— START OF INFORMATION SUPPLIED —

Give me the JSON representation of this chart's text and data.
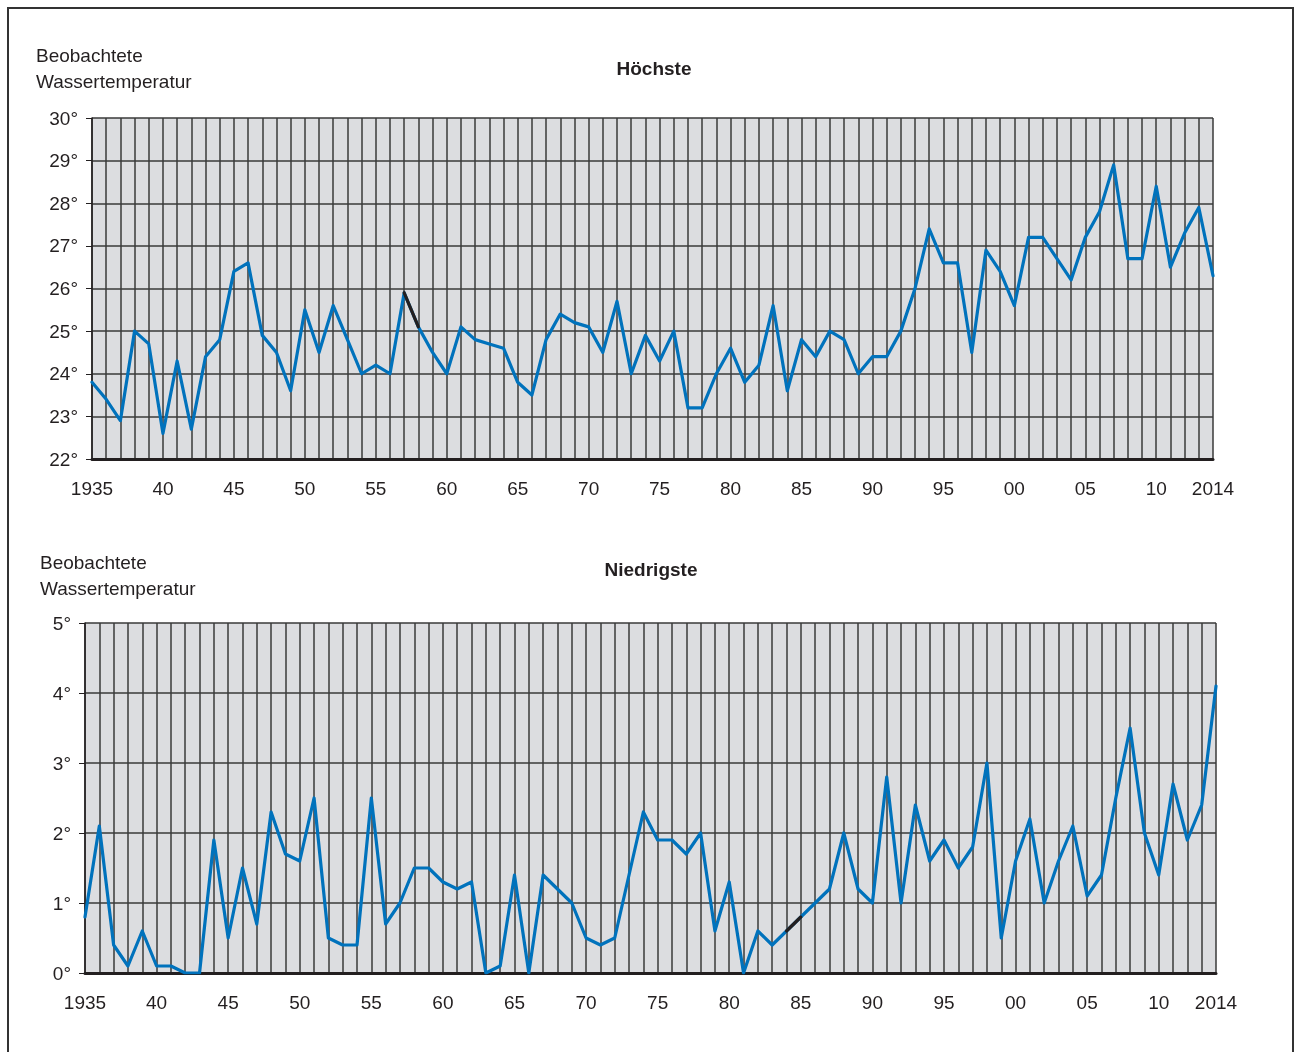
{
  "chart_data": [
    {
      "type": "line",
      "title": "Höchste",
      "ylabel": "Beobachtete\nWassertemperatur",
      "grid": true,
      "marker": "none",
      "line_style": "solid",
      "categories": [
        "1935",
        null,
        null,
        null,
        null,
        "40",
        null,
        null,
        null,
        null,
        "45",
        null,
        null,
        null,
        null,
        "50",
        null,
        null,
        null,
        null,
        "55",
        null,
        null,
        null,
        null,
        "60",
        null,
        null,
        null,
        null,
        "65",
        null,
        null,
        null,
        null,
        "70",
        null,
        null,
        null,
        null,
        "75",
        null,
        null,
        null,
        null,
        "80",
        null,
        null,
        null,
        null,
        "85",
        null,
        null,
        null,
        null,
        "90",
        null,
        null,
        null,
        null,
        "95",
        null,
        null,
        null,
        null,
        "00",
        null,
        null,
        null,
        null,
        "05",
        null,
        null,
        null,
        null,
        "10",
        null,
        null,
        null,
        "2014"
      ],
      "ylim": [
        22,
        30
      ],
      "yticks": [
        {
          "value": 22,
          "label": "22°"
        },
        {
          "value": 23,
          "label": "23°"
        },
        {
          "value": 24,
          "label": "24°"
        },
        {
          "value": 25,
          "label": "25°"
        },
        {
          "value": 26,
          "label": "26°"
        },
        {
          "value": 27,
          "label": "27°"
        },
        {
          "value": 28,
          "label": "28°"
        },
        {
          "value": 29,
          "label": "29°"
        },
        {
          "value": 30,
          "label": "30°"
        }
      ],
      "series": [
        {
          "color": "#0072bc",
          "values": [
            23.8,
            23.4,
            22.9,
            25.0,
            24.7,
            22.6,
            24.3,
            22.7,
            24.4,
            24.8,
            26.4,
            26.6,
            24.9,
            24.5,
            23.6,
            25.5,
            24.5,
            25.6,
            24.8,
            24.0,
            24.2,
            24.0,
            25.9,
            25.1,
            24.5,
            24.0,
            25.1,
            24.8,
            24.7,
            24.6,
            23.8,
            23.5,
            24.8,
            25.4,
            25.2,
            25.1,
            24.5,
            25.7,
            24.0,
            24.9,
            24.3,
            25.0,
            23.2,
            23.2,
            24.0,
            24.6,
            23.8,
            24.2,
            25.6,
            23.6,
            24.8,
            24.4,
            25.0,
            24.8,
            24.0,
            24.4,
            24.4,
            25.0,
            26.0,
            27.4,
            26.6,
            26.6,
            24.5,
            26.9,
            26.4,
            25.6,
            27.2,
            27.2,
            26.7,
            26.2,
            27.2,
            27.8,
            28.9,
            26.7,
            26.7,
            28.4,
            26.5,
            27.3,
            27.9,
            26.3
          ]
        },
        {
          "color": "#231f20",
          "values": [
            null,
            null,
            null,
            null,
            null,
            null,
            null,
            null,
            null,
            null,
            null,
            null,
            null,
            null,
            null,
            null,
            null,
            null,
            null,
            null,
            null,
            null,
            25.9,
            25.1,
            null,
            null,
            null,
            null,
            null,
            null,
            null,
            null,
            null,
            null,
            null,
            null,
            null,
            null,
            null,
            null,
            null,
            null,
            null,
            null,
            null,
            null,
            null,
            null,
            null,
            null,
            null,
            null,
            null,
            null,
            null,
            null,
            null,
            null,
            null,
            null,
            null,
            null,
            null,
            null,
            null,
            null,
            null,
            null,
            null,
            null,
            null,
            null,
            null,
            null,
            null,
            null,
            null,
            null,
            null,
            null
          ]
        }
      ]
    },
    {
      "type": "line",
      "title": "Niedrigste",
      "ylabel": "Beobachtete\nWassertemperatur",
      "grid": true,
      "marker": "none",
      "line_style": "solid",
      "categories": [
        "1935",
        null,
        null,
        null,
        null,
        "40",
        null,
        null,
        null,
        null,
        "45",
        null,
        null,
        null,
        null,
        "50",
        null,
        null,
        null,
        null,
        "55",
        null,
        null,
        null,
        null,
        "60",
        null,
        null,
        null,
        null,
        "65",
        null,
        null,
        null,
        null,
        "70",
        null,
        null,
        null,
        null,
        "75",
        null,
        null,
        null,
        null,
        "80",
        null,
        null,
        null,
        null,
        "85",
        null,
        null,
        null,
        null,
        "90",
        null,
        null,
        null,
        null,
        "95",
        null,
        null,
        null,
        null,
        "00",
        null,
        null,
        null,
        null,
        "05",
        null,
        null,
        null,
        null,
        "10",
        null,
        null,
        null,
        "2014"
      ],
      "ylim": [
        0,
        5
      ],
      "yticks": [
        {
          "value": 0,
          "label": "0°"
        },
        {
          "value": 1,
          "label": "1°"
        },
        {
          "value": 2,
          "label": "2°"
        },
        {
          "value": 3,
          "label": "3°"
        },
        {
          "value": 4,
          "label": "4°"
        },
        {
          "value": 5,
          "label": "5°"
        }
      ],
      "series": [
        {
          "color": "#0072bc",
          "values": [
            0.8,
            2.1,
            0.4,
            0.1,
            0.6,
            0.1,
            0.1,
            0.0,
            0.0,
            1.9,
            0.5,
            1.5,
            0.7,
            2.3,
            1.7,
            1.6,
            2.5,
            0.5,
            0.4,
            0.4,
            2.5,
            0.7,
            1.0,
            1.5,
            1.5,
            1.3,
            1.2,
            1.3,
            0.0,
            0.1,
            1.4,
            0.0,
            1.4,
            1.2,
            1.0,
            0.5,
            0.4,
            0.5,
            1.4,
            2.3,
            1.9,
            1.9,
            1.7,
            2.0,
            0.6,
            1.3,
            0.0,
            0.6,
            0.4,
            0.6,
            0.8,
            1.0,
            1.2,
            2.0,
            1.2,
            1.0,
            2.8,
            1.0,
            2.4,
            1.6,
            1.9,
            1.5,
            1.8,
            3.0,
            0.5,
            1.6,
            2.2,
            1.0,
            1.6,
            2.1,
            1.1,
            1.4,
            2.5,
            3.5,
            2.0,
            1.4,
            2.7,
            1.9,
            2.4,
            4.1
          ]
        },
        {
          "color": "#231f20",
          "values": [
            null,
            null,
            null,
            null,
            null,
            null,
            null,
            null,
            null,
            null,
            null,
            null,
            null,
            null,
            null,
            null,
            null,
            null,
            null,
            null,
            null,
            null,
            null,
            null,
            null,
            null,
            null,
            null,
            null,
            null,
            null,
            null,
            null,
            null,
            null,
            null,
            null,
            null,
            null,
            null,
            null,
            null,
            null,
            null,
            null,
            null,
            null,
            null,
            null,
            0.6,
            0.8,
            null,
            null,
            null,
            null,
            null,
            null,
            null,
            null,
            null,
            null,
            null,
            null,
            null,
            null,
            null,
            null,
            null,
            null,
            null,
            null,
            null,
            null,
            null,
            null,
            null,
            null,
            null,
            null,
            null
          ]
        }
      ]
    }
  ]
}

— END OF INFORMATION SUPPLIED —

THE REQUEST: Except for the pictures, print the data above exactly.

EXERCISE ANSWER:
Give me the JSON representation of this chart's text and data.
{
  "chart_data": [
    {
      "type": "line",
      "title": "Höchste",
      "ylabel": "Beobachtete\nWassertemperatur",
      "grid": true,
      "marker": "none",
      "line_style": "solid",
      "categories": [
        "1935",
        null,
        null,
        null,
        null,
        "40",
        null,
        null,
        null,
        null,
        "45",
        null,
        null,
        null,
        null,
        "50",
        null,
        null,
        null,
        null,
        "55",
        null,
        null,
        null,
        null,
        "60",
        null,
        null,
        null,
        null,
        "65",
        null,
        null,
        null,
        null,
        "70",
        null,
        null,
        null,
        null,
        "75",
        null,
        null,
        null,
        null,
        "80",
        null,
        null,
        null,
        null,
        "85",
        null,
        null,
        null,
        null,
        "90",
        null,
        null,
        null,
        null,
        "95",
        null,
        null,
        null,
        null,
        "00",
        null,
        null,
        null,
        null,
        "05",
        null,
        null,
        null,
        null,
        "10",
        null,
        null,
        null,
        "2014"
      ],
      "ylim": [
        22,
        30
      ],
      "yticks": [
        {
          "value": 22,
          "label": "22°"
        },
        {
          "value": 23,
          "label": "23°"
        },
        {
          "value": 24,
          "label": "24°"
        },
        {
          "value": 25,
          "label": "25°"
        },
        {
          "value": 26,
          "label": "26°"
        },
        {
          "value": 27,
          "label": "27°"
        },
        {
          "value": 28,
          "label": "28°"
        },
        {
          "value": 29,
          "label": "29°"
        },
        {
          "value": 30,
          "label": "30°"
        }
      ],
      "series": [
        {
          "color": "#0072bc",
          "values": [
            23.8,
            23.4,
            22.9,
            25.0,
            24.7,
            22.6,
            24.3,
            22.7,
            24.4,
            24.8,
            26.4,
            26.6,
            24.9,
            24.5,
            23.6,
            25.5,
            24.5,
            25.6,
            24.8,
            24.0,
            24.2,
            24.0,
            25.9,
            25.1,
            24.5,
            24.0,
            25.1,
            24.8,
            24.7,
            24.6,
            23.8,
            23.5,
            24.8,
            25.4,
            25.2,
            25.1,
            24.5,
            25.7,
            24.0,
            24.9,
            24.3,
            25.0,
            23.2,
            23.2,
            24.0,
            24.6,
            23.8,
            24.2,
            25.6,
            23.6,
            24.8,
            24.4,
            25.0,
            24.8,
            24.0,
            24.4,
            24.4,
            25.0,
            26.0,
            27.4,
            26.6,
            26.6,
            24.5,
            26.9,
            26.4,
            25.6,
            27.2,
            27.2,
            26.7,
            26.2,
            27.2,
            27.8,
            28.9,
            26.7,
            26.7,
            28.4,
            26.5,
            27.3,
            27.9,
            26.3
          ]
        },
        {
          "color": "#231f20",
          "values": [
            null,
            null,
            null,
            null,
            null,
            null,
            null,
            null,
            null,
            null,
            null,
            null,
            null,
            null,
            null,
            null,
            null,
            null,
            null,
            null,
            null,
            null,
            25.9,
            25.1,
            null,
            null,
            null,
            null,
            null,
            null,
            null,
            null,
            null,
            null,
            null,
            null,
            null,
            null,
            null,
            null,
            null,
            null,
            null,
            null,
            null,
            null,
            null,
            null,
            null,
            null,
            null,
            null,
            null,
            null,
            null,
            null,
            null,
            null,
            null,
            null,
            null,
            null,
            null,
            null,
            null,
            null,
            null,
            null,
            null,
            null,
            null,
            null,
            null,
            null,
            null,
            null,
            null,
            null,
            null,
            null
          ]
        }
      ]
    },
    {
      "type": "line",
      "title": "Niedrigste",
      "ylabel": "Beobachtete\nWassertemperatur",
      "grid": true,
      "marker": "none",
      "line_style": "solid",
      "categories": [
        "1935",
        null,
        null,
        null,
        null,
        "40",
        null,
        null,
        null,
        null,
        "45",
        null,
        null,
        null,
        null,
        "50",
        null,
        null,
        null,
        null,
        "55",
        null,
        null,
        null,
        null,
        "60",
        null,
        null,
        null,
        null,
        "65",
        null,
        null,
        null,
        null,
        "70",
        null,
        null,
        null,
        null,
        "75",
        null,
        null,
        null,
        null,
        "80",
        null,
        null,
        null,
        null,
        "85",
        null,
        null,
        null,
        null,
        "90",
        null,
        null,
        null,
        null,
        "95",
        null,
        null,
        null,
        null,
        "00",
        null,
        null,
        null,
        null,
        "05",
        null,
        null,
        null,
        null,
        "10",
        null,
        null,
        null,
        "2014"
      ],
      "ylim": [
        0,
        5
      ],
      "yticks": [
        {
          "value": 0,
          "label": "0°"
        },
        {
          "value": 1,
          "label": "1°"
        },
        {
          "value": 2,
          "label": "2°"
        },
        {
          "value": 3,
          "label": "3°"
        },
        {
          "value": 4,
          "label": "4°"
        },
        {
          "value": 5,
          "label": "5°"
        }
      ],
      "series": [
        {
          "color": "#0072bc",
          "values": [
            0.8,
            2.1,
            0.4,
            0.1,
            0.6,
            0.1,
            0.1,
            0.0,
            0.0,
            1.9,
            0.5,
            1.5,
            0.7,
            2.3,
            1.7,
            1.6,
            2.5,
            0.5,
            0.4,
            0.4,
            2.5,
            0.7,
            1.0,
            1.5,
            1.5,
            1.3,
            1.2,
            1.3,
            0.0,
            0.1,
            1.4,
            0.0,
            1.4,
            1.2,
            1.0,
            0.5,
            0.4,
            0.5,
            1.4,
            2.3,
            1.9,
            1.9,
            1.7,
            2.0,
            0.6,
            1.3,
            0.0,
            0.6,
            0.4,
            0.6,
            0.8,
            1.0,
            1.2,
            2.0,
            1.2,
            1.0,
            2.8,
            1.0,
            2.4,
            1.6,
            1.9,
            1.5,
            1.8,
            3.0,
            0.5,
            1.6,
            2.2,
            1.0,
            1.6,
            2.1,
            1.1,
            1.4,
            2.5,
            3.5,
            2.0,
            1.4,
            2.7,
            1.9,
            2.4,
            4.1
          ]
        },
        {
          "color": "#231f20",
          "values": [
            null,
            null,
            null,
            null,
            null,
            null,
            null,
            null,
            null,
            null,
            null,
            null,
            null,
            null,
            null,
            null,
            null,
            null,
            null,
            null,
            null,
            null,
            null,
            null,
            null,
            null,
            null,
            null,
            null,
            null,
            null,
            null,
            null,
            null,
            null,
            null,
            null,
            null,
            null,
            null,
            null,
            null,
            null,
            null,
            null,
            null,
            null,
            null,
            null,
            0.6,
            0.8,
            null,
            null,
            null,
            null,
            null,
            null,
            null,
            null,
            null,
            null,
            null,
            null,
            null,
            null,
            null,
            null,
            null,
            null,
            null,
            null,
            null,
            null,
            null,
            null,
            null,
            null,
            null,
            null,
            null
          ]
        }
      ]
    }
  ]
}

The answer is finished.